_What you need to do:_
Write out the whole listing again, exactly.

_Data provided:_
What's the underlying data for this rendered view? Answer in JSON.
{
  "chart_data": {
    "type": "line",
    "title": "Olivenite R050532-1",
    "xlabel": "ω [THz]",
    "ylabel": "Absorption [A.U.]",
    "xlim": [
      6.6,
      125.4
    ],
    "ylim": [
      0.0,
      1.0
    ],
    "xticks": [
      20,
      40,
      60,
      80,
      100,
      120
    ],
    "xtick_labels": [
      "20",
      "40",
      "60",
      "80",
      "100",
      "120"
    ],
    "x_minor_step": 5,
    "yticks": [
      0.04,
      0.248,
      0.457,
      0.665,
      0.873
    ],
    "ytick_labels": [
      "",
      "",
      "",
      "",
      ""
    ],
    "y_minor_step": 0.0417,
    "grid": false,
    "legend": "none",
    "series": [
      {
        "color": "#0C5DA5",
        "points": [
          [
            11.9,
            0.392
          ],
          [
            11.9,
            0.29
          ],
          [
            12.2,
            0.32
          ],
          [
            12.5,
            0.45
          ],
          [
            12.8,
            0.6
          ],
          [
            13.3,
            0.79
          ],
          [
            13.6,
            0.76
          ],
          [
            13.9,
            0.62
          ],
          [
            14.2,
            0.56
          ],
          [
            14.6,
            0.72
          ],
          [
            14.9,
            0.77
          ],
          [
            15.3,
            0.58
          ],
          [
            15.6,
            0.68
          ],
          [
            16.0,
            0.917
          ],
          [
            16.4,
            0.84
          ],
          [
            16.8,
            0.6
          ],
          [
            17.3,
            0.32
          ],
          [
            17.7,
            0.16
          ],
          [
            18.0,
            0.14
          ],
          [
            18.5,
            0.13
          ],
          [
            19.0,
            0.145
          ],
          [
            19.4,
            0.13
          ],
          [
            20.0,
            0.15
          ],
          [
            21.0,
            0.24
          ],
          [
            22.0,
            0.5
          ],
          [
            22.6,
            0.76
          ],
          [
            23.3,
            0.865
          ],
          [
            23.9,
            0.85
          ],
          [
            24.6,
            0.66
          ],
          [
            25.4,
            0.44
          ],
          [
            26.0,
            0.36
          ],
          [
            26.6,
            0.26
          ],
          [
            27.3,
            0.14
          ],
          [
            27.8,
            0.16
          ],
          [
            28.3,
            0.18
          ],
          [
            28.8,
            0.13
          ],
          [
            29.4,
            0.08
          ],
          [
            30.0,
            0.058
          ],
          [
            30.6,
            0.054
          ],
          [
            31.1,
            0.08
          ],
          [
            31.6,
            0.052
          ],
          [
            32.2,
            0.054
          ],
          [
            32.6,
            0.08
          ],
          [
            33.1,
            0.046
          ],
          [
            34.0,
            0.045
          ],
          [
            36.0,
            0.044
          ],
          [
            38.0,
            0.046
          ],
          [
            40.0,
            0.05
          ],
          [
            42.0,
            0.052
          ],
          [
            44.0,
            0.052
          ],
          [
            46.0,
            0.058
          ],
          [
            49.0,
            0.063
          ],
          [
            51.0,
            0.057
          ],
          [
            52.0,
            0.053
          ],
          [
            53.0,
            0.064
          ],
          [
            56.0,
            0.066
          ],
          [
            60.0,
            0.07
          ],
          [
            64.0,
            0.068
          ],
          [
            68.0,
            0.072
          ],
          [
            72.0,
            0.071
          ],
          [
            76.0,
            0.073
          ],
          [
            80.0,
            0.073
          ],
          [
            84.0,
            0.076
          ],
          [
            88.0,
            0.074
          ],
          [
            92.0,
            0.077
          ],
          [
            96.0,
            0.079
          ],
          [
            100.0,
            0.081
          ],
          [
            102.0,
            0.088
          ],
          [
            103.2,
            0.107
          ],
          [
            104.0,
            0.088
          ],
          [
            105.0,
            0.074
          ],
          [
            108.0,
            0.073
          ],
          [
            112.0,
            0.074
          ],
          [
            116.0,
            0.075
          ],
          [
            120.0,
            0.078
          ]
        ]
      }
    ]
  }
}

_Exercise solution:_
What's the underlying data for this rendered view? Answer in JSON.
{
  "chart_data": {
    "type": "line",
    "title": "Olivenite R050532-1",
    "xlabel": "ω [THz]",
    "ylabel": "Absorption [A.U.]",
    "xlim": [
      6.6,
      125.4
    ],
    "ylim": [
      0.0,
      1.0
    ],
    "xticks": [
      20,
      40,
      60,
      80,
      100,
      120
    ],
    "xtick_labels": [
      "20",
      "40",
      "60",
      "80",
      "100",
      "120"
    ],
    "x_minor_step": 5,
    "yticks": [
      0.04,
      0.248,
      0.457,
      0.665,
      0.873
    ],
    "ytick_labels": [
      "",
      "",
      "",
      "",
      ""
    ],
    "y_minor_step": 0.0417,
    "grid": false,
    "legend": "none",
    "series": [
      {
        "color": "#0C5DA5",
        "points": [
          [
            11.9,
            0.392
          ],
          [
            11.9,
            0.29
          ],
          [
            12.2,
            0.32
          ],
          [
            12.5,
            0.45
          ],
          [
            12.8,
            0.6
          ],
          [
            13.3,
            0.79
          ],
          [
            13.6,
            0.76
          ],
          [
            13.9,
            0.62
          ],
          [
            14.2,
            0.56
          ],
          [
            14.6,
            0.72
          ],
          [
            14.9,
            0.77
          ],
          [
            15.3,
            0.58
          ],
          [
            15.6,
            0.68
          ],
          [
            16.0,
            0.917
          ],
          [
            16.4,
            0.84
          ],
          [
            16.8,
            0.6
          ],
          [
            17.3,
            0.32
          ],
          [
            17.7,
            0.16
          ],
          [
            18.0,
            0.14
          ],
          [
            18.5,
            0.13
          ],
          [
            19.0,
            0.145
          ],
          [
            19.4,
            0.13
          ],
          [
            20.0,
            0.15
          ],
          [
            21.0,
            0.24
          ],
          [
            22.0,
            0.5
          ],
          [
            22.6,
            0.76
          ],
          [
            23.3,
            0.865
          ],
          [
            23.9,
            0.85
          ],
          [
            24.6,
            0.66
          ],
          [
            25.4,
            0.44
          ],
          [
            26.0,
            0.36
          ],
          [
            26.6,
            0.26
          ],
          [
            27.3,
            0.14
          ],
          [
            27.8,
            0.16
          ],
          [
            28.3,
            0.18
          ],
          [
            28.8,
            0.13
          ],
          [
            29.4,
            0.08
          ],
          [
            30.0,
            0.058
          ],
          [
            30.6,
            0.054
          ],
          [
            31.1,
            0.08
          ],
          [
            31.6,
            0.052
          ],
          [
            32.2,
            0.054
          ],
          [
            32.6,
            0.08
          ],
          [
            33.1,
            0.046
          ],
          [
            34.0,
            0.045
          ],
          [
            36.0,
            0.044
          ],
          [
            38.0,
            0.046
          ],
          [
            40.0,
            0.05
          ],
          [
            42.0,
            0.052
          ],
          [
            44.0,
            0.052
          ],
          [
            46.0,
            0.058
          ],
          [
            49.0,
            0.063
          ],
          [
            51.0,
            0.057
          ],
          [
            52.0,
            0.053
          ],
          [
            53.0,
            0.064
          ],
          [
            56.0,
            0.066
          ],
          [
            60.0,
            0.07
          ],
          [
            64.0,
            0.068
          ],
          [
            68.0,
            0.072
          ],
          [
            72.0,
            0.071
          ],
          [
            76.0,
            0.073
          ],
          [
            80.0,
            0.073
          ],
          [
            84.0,
            0.076
          ],
          [
            88.0,
            0.074
          ],
          [
            92.0,
            0.077
          ],
          [
            96.0,
            0.079
          ],
          [
            100.0,
            0.081
          ],
          [
            102.0,
            0.088
          ],
          [
            103.2,
            0.107
          ],
          [
            104.0,
            0.088
          ],
          [
            105.0,
            0.074
          ],
          [
            108.0,
            0.073
          ],
          [
            112.0,
            0.074
          ],
          [
            116.0,
            0.075
          ],
          [
            120.0,
            0.078
          ]
        ]
      }
    ]
  }
}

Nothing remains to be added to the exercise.